### AVAILABLE DATA:
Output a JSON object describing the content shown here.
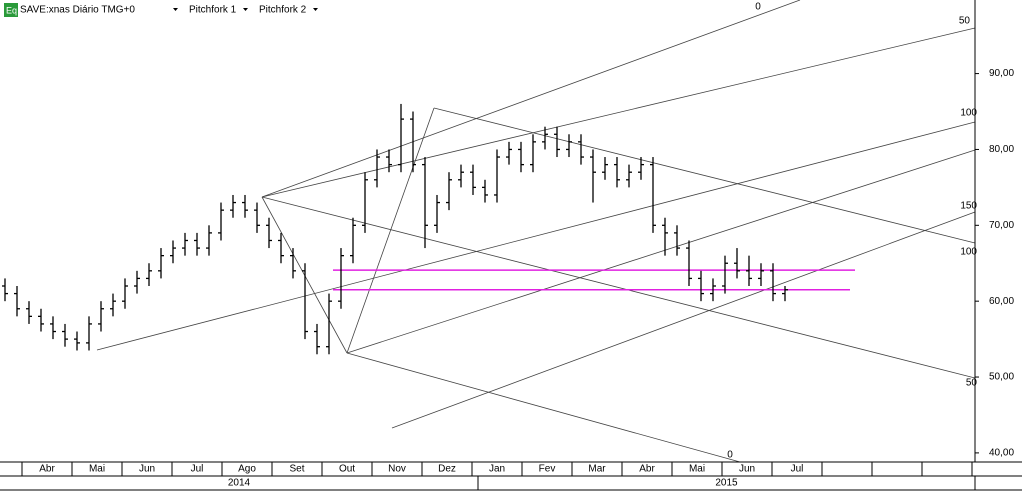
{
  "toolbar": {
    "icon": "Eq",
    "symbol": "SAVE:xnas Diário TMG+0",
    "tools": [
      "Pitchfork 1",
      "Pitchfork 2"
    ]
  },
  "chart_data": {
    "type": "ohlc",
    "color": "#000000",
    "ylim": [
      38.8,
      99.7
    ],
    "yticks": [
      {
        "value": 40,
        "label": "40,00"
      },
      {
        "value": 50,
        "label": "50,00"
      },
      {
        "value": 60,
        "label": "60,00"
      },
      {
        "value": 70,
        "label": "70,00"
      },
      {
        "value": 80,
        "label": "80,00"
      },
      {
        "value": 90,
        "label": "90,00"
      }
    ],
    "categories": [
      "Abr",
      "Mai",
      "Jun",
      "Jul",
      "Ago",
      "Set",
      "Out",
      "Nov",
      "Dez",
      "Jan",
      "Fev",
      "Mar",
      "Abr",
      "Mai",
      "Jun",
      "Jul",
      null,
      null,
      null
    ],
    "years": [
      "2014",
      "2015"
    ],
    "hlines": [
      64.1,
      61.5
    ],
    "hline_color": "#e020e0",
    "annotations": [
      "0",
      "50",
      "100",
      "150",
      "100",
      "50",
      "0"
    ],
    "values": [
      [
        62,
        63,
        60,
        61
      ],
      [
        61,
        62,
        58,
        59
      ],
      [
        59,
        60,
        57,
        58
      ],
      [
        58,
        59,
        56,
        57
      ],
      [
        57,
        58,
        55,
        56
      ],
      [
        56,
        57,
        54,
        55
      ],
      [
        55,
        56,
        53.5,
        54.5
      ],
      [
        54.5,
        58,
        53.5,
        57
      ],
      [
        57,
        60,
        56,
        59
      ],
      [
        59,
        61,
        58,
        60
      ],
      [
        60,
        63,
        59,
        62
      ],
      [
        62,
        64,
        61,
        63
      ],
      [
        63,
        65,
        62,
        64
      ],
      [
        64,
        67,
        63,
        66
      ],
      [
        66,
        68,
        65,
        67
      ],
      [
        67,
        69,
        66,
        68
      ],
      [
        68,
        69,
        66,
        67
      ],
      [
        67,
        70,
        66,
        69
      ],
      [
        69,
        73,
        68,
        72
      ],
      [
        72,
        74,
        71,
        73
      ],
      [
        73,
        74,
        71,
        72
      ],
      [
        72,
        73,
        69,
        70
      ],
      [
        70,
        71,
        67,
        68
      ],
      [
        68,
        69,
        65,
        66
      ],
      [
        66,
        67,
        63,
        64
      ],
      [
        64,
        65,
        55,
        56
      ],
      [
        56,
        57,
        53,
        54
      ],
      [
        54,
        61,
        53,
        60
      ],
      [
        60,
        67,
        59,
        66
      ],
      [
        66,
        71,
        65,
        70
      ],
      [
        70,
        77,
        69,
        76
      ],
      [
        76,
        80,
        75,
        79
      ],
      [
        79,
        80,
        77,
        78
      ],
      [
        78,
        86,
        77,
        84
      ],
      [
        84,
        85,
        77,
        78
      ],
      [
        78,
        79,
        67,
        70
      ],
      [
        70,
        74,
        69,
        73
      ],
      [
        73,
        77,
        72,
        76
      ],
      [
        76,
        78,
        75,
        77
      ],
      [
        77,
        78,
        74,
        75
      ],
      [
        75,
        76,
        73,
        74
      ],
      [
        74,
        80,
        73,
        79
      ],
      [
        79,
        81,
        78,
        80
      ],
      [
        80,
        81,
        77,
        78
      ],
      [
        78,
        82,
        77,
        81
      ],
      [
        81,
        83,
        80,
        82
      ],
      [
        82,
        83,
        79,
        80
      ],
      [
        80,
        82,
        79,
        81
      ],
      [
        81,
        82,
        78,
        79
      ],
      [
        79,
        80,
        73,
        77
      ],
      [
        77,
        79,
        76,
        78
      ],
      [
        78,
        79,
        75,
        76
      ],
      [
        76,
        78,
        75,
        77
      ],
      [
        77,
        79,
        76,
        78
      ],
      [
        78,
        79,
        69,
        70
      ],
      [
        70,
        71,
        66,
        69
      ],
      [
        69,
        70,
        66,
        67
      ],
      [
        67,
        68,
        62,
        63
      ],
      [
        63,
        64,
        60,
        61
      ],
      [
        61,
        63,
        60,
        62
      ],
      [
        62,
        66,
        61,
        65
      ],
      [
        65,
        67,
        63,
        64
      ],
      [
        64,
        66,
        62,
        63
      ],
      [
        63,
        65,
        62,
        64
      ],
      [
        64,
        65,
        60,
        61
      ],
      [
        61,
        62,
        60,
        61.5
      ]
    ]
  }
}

### TASK REQUIREMENTS:
Write out again every line above exactly as given; the pictures do not belong in the copy.

### THE ANSWER:
Output a JSON object describing the content shown here.
{
  "toolbar": {
    "icon": "Eq",
    "symbol": "SAVE:xnas Diário TMG+0",
    "tools": [
      "Pitchfork 1",
      "Pitchfork 2"
    ]
  },
  "chart_data": {
    "type": "ohlc",
    "color": "#000000",
    "ylim": [
      38.8,
      99.7
    ],
    "yticks": [
      {
        "value": 40,
        "label": "40,00"
      },
      {
        "value": 50,
        "label": "50,00"
      },
      {
        "value": 60,
        "label": "60,00"
      },
      {
        "value": 70,
        "label": "70,00"
      },
      {
        "value": 80,
        "label": "80,00"
      },
      {
        "value": 90,
        "label": "90,00"
      }
    ],
    "categories": [
      "Abr",
      "Mai",
      "Jun",
      "Jul",
      "Ago",
      "Set",
      "Out",
      "Nov",
      "Dez",
      "Jan",
      "Fev",
      "Mar",
      "Abr",
      "Mai",
      "Jun",
      "Jul",
      null,
      null,
      null
    ],
    "years": [
      "2014",
      "2015"
    ],
    "hlines": [
      64.1,
      61.5
    ],
    "hline_color": "#e020e0",
    "annotations": [
      "0",
      "50",
      "100",
      "150",
      "100",
      "50",
      "0"
    ],
    "values": [
      [
        62,
        63,
        60,
        61
      ],
      [
        61,
        62,
        58,
        59
      ],
      [
        59,
        60,
        57,
        58
      ],
      [
        58,
        59,
        56,
        57
      ],
      [
        57,
        58,
        55,
        56
      ],
      [
        56,
        57,
        54,
        55
      ],
      [
        55,
        56,
        53.5,
        54.5
      ],
      [
        54.5,
        58,
        53.5,
        57
      ],
      [
        57,
        60,
        56,
        59
      ],
      [
        59,
        61,
        58,
        60
      ],
      [
        60,
        63,
        59,
        62
      ],
      [
        62,
        64,
        61,
        63
      ],
      [
        63,
        65,
        62,
        64
      ],
      [
        64,
        67,
        63,
        66
      ],
      [
        66,
        68,
        65,
        67
      ],
      [
        67,
        69,
        66,
        68
      ],
      [
        68,
        69,
        66,
        67
      ],
      [
        67,
        70,
        66,
        69
      ],
      [
        69,
        73,
        68,
        72
      ],
      [
        72,
        74,
        71,
        73
      ],
      [
        73,
        74,
        71,
        72
      ],
      [
        72,
        73,
        69,
        70
      ],
      [
        70,
        71,
        67,
        68
      ],
      [
        68,
        69,
        65,
        66
      ],
      [
        66,
        67,
        63,
        64
      ],
      [
        64,
        65,
        55,
        56
      ],
      [
        56,
        57,
        53,
        54
      ],
      [
        54,
        61,
        53,
        60
      ],
      [
        60,
        67,
        59,
        66
      ],
      [
        66,
        71,
        65,
        70
      ],
      [
        70,
        77,
        69,
        76
      ],
      [
        76,
        80,
        75,
        79
      ],
      [
        79,
        80,
        77,
        78
      ],
      [
        78,
        86,
        77,
        84
      ],
      [
        84,
        85,
        77,
        78
      ],
      [
        78,
        79,
        67,
        70
      ],
      [
        70,
        74,
        69,
        73
      ],
      [
        73,
        77,
        72,
        76
      ],
      [
        76,
        78,
        75,
        77
      ],
      [
        77,
        78,
        74,
        75
      ],
      [
        75,
        76,
        73,
        74
      ],
      [
        74,
        80,
        73,
        79
      ],
      [
        79,
        81,
        78,
        80
      ],
      [
        80,
        81,
        77,
        78
      ],
      [
        78,
        82,
        77,
        81
      ],
      [
        81,
        83,
        80,
        82
      ],
      [
        82,
        83,
        79,
        80
      ],
      [
        80,
        82,
        79,
        81
      ],
      [
        81,
        82,
        78,
        79
      ],
      [
        79,
        80,
        73,
        77
      ],
      [
        77,
        79,
        76,
        78
      ],
      [
        78,
        79,
        75,
        76
      ],
      [
        76,
        78,
        75,
        77
      ],
      [
        77,
        79,
        76,
        78
      ],
      [
        78,
        79,
        69,
        70
      ],
      [
        70,
        71,
        66,
        69
      ],
      [
        69,
        70,
        66,
        67
      ],
      [
        67,
        68,
        62,
        63
      ],
      [
        63,
        64,
        60,
        61
      ],
      [
        61,
        63,
        60,
        62
      ],
      [
        62,
        66,
        61,
        65
      ],
      [
        65,
        67,
        63,
        64
      ],
      [
        64,
        66,
        62,
        63
      ],
      [
        63,
        65,
        62,
        64
      ],
      [
        64,
        65,
        60,
        61
      ],
      [
        61,
        62,
        60,
        61.5
      ]
    ]
  }
}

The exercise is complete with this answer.